◆ **TASK DIRECTIONS**
Nothing may be dropped or altered: reproduce all the data.

◆ **RECORDS FOR THIS EXERCISE**
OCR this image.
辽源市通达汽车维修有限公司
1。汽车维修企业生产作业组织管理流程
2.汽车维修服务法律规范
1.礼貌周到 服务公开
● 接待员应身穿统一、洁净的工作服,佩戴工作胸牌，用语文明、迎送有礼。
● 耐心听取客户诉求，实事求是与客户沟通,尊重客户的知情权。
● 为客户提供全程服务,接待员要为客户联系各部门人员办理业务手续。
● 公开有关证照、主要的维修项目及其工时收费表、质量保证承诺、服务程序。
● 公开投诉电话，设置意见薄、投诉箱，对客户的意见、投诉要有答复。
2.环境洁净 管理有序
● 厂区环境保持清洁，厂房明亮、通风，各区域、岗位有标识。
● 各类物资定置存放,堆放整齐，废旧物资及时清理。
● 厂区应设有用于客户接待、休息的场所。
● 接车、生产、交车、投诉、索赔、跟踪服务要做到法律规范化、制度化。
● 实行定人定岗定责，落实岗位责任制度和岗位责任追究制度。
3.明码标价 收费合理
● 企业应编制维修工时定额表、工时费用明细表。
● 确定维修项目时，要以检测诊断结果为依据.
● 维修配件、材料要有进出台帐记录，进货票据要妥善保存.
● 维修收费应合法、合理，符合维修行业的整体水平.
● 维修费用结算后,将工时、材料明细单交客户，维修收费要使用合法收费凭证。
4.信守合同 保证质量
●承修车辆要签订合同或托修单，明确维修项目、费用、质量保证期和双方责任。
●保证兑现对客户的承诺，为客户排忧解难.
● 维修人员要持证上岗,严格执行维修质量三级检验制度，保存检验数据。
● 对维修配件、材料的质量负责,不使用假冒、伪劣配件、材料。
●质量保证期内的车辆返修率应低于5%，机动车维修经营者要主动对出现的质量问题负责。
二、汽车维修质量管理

◆ **FULL SOLUTION**
OCR this image.
辽源市通达汽车维修有限公司
1。汽车维修企业生产作业组织管理流程
2.汽车维修服务法律规范
1.礼貌周到 服务公开
● 接待员应身穿统一、洁净的工作服,佩戴工作胸牌，用语文明、迎送有礼。
● 耐心听取客户诉求，实事求是与客户沟通,尊重客户的知情权。
● 为客户提供全程服务,接待员要为客户联系各部门人员办理业务手续。
● 公开有关证照、主要的维修项目及其工时收费表、质量保证承诺、服务程序。
● 公开投诉电话，设置意见薄、投诉箱，对客户的意见、投诉要有答复。
2.环境洁净 管理有序
● 厂区环境保持清洁，厂房明亮、通风，各区域、岗位有标识。
● 各类物资定置存放,堆放整齐，废旧物资及时清理。
● 厂区应设有用于客户接待、休息的场所。
● 接车、生产、交车、投诉、索赔、跟踪服务要做到法律规范化、制度化。
● 实行定人定岗定责，落实岗位责任制度和岗位责任追究制度。
3.明码标价 收费合理
● 企业应编制维修工时定额表、工时费用明细表。
● 确定维修项目时，要以检测诊断结果为依据.
● 维修配件、材料要有进出台帐记录，进货票据要妥善保存.
● 维修收费应合法、合理，符合维修行业的整体水平.
● 维修费用结算后,将工时、材料明细单交客户，维修收费要使用合法收费凭证。
4.信守合同 保证质量
●承修车辆要签订合同或托修单，明确维修项目、费用、质量保证期和双方责任。
●保证兑现对客户的承诺，为客户排忧解难.
● 维修人员要持证上岗,严格执行维修质量三级检验制度，保存检验数据。
● 对维修配件、材料的质量负责,不使用假冒、伪劣配件、材料。
●质量保证期内的车辆返修率应低于5%，机动车维修经营者要主动对出现的质量问题负责。
二、汽车维修质量管理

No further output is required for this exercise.